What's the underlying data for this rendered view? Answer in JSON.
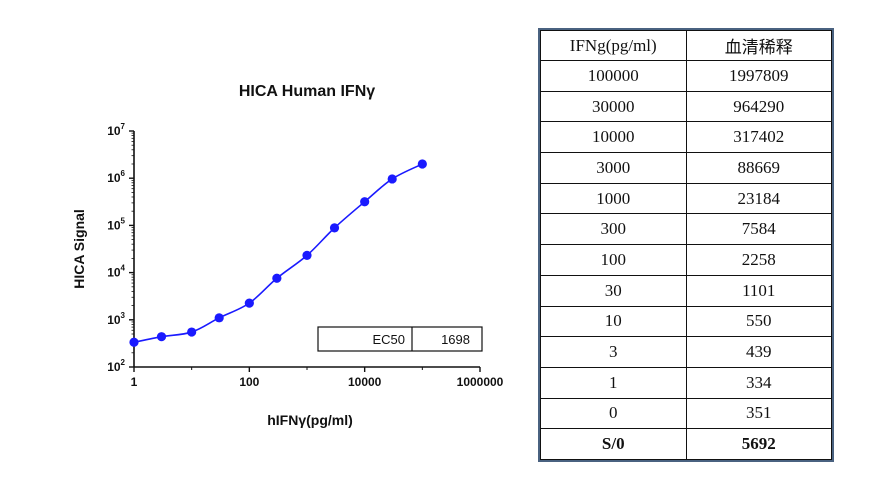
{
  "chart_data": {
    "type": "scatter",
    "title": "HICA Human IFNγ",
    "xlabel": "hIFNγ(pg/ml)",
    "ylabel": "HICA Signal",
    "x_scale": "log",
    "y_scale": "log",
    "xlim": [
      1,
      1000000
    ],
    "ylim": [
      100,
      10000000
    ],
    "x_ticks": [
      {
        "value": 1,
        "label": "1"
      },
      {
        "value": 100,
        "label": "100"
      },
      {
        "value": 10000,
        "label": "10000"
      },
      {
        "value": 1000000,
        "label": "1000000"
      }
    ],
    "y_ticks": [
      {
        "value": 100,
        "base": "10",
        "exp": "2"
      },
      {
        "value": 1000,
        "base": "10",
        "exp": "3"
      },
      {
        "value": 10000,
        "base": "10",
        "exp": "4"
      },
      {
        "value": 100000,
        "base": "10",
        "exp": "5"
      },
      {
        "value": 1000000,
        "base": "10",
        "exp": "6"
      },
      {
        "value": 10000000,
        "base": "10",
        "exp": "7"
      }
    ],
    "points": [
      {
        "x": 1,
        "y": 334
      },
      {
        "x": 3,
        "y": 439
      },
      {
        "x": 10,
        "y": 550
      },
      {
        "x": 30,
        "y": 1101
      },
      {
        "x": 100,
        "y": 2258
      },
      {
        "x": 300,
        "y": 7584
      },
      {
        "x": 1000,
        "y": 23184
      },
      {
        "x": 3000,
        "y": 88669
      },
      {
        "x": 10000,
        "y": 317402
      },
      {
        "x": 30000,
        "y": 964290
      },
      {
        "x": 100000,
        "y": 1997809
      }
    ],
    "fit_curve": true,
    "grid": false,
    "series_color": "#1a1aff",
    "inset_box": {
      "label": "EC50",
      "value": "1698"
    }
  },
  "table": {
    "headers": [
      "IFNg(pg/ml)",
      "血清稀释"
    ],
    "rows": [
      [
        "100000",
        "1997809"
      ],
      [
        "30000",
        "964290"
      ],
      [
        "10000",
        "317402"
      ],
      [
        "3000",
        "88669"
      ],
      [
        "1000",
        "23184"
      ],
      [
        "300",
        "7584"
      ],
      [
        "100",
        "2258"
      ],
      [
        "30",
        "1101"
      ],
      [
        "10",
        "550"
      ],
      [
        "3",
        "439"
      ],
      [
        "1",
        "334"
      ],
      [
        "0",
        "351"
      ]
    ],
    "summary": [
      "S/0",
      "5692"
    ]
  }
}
+ + + + + + +
### What the task requires
From the listing above, collect each line in which the string "HICA" appears.

### In response
    "title": "HICA Human IFNγ",
    "ylabel": "HICA Signal",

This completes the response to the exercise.